— Stated task —
Extract the records below word for word and ignore the images.

— Stored records —

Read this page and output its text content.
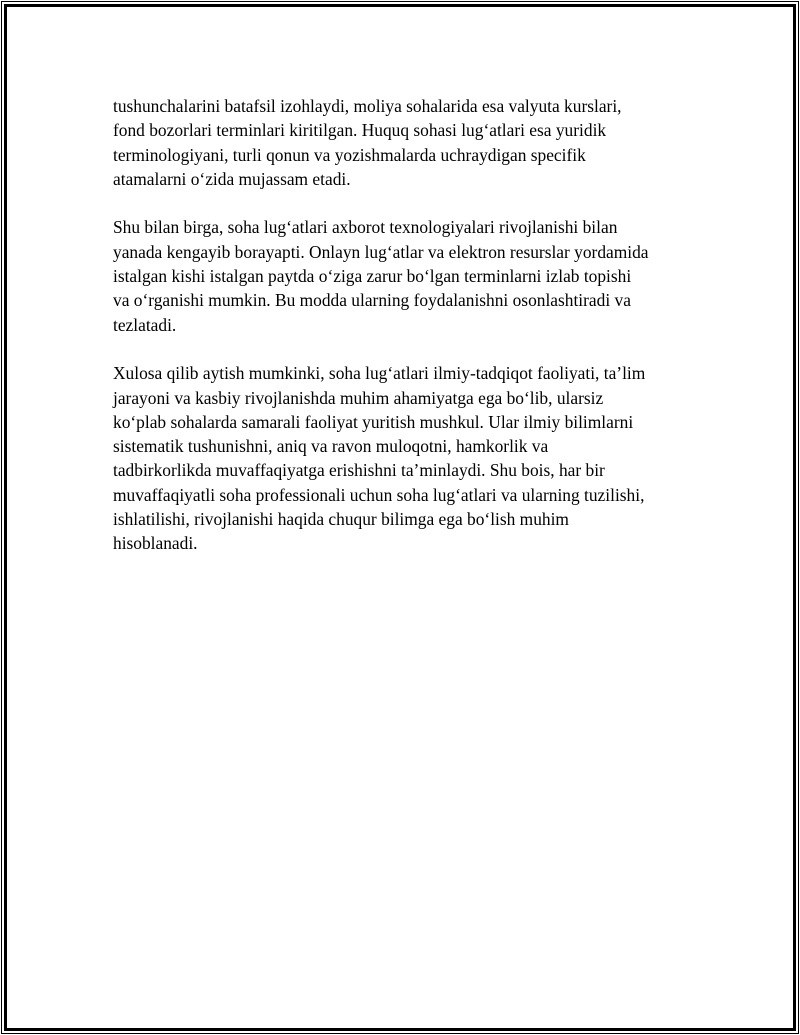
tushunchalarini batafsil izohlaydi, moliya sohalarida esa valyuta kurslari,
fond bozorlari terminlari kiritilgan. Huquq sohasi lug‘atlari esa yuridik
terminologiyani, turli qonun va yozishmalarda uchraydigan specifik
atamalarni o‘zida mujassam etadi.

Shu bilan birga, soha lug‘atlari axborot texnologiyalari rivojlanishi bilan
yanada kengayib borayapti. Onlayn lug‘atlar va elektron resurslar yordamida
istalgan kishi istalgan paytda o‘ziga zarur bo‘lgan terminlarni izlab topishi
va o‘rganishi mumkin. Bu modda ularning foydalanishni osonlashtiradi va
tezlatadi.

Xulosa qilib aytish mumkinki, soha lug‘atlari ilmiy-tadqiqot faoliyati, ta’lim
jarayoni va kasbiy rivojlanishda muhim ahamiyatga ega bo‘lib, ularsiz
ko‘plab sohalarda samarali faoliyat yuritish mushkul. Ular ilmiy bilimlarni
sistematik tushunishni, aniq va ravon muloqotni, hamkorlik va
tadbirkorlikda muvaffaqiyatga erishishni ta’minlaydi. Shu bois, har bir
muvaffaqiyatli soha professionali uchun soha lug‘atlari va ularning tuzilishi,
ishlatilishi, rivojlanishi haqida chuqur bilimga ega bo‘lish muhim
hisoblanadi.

— Exercise solution —
Read this page and output its text content.
tushunchalarini batafsil izohlaydi, moliya sohalarida esa valyuta kurslari,
fond bozorlari terminlari kiritilgan. Huquq sohasi lug‘atlari esa yuridik
terminologiyani, turli qonun va yozishmalarda uchraydigan specifik
atamalarni o‘zida mujassam etadi.

Shu bilan birga, soha lug‘atlari axborot texnologiyalari rivojlanishi bilan
yanada kengayib borayapti. Onlayn lug‘atlar va elektron resurslar yordamida
istalgan kishi istalgan paytda o‘ziga zarur bo‘lgan terminlarni izlab topishi
va o‘rganishi mumkin. Bu modda ularning foydalanishni osonlashtiradi va
tezlatadi.

Xulosa qilib aytish mumkinki, soha lug‘atlari ilmiy-tadqiqot faoliyati, ta’lim
jarayoni va kasbiy rivojlanishda muhim ahamiyatga ega bo‘lib, ularsiz
ko‘plab sohalarda samarali faoliyat yuritish mushkul. Ular ilmiy bilimlarni
sistematik tushunishni, aniq va ravon muloqotni, hamkorlik va
tadbirkorlikda muvaffaqiyatga erishishni ta’minlaydi. Shu bois, har bir
muvaffaqiyatli soha professionali uchun soha lug‘atlari va ularning tuzilishi,
ishlatilishi, rivojlanishi haqida chuqur bilimga ega bo‘lish muhim
hisoblanadi.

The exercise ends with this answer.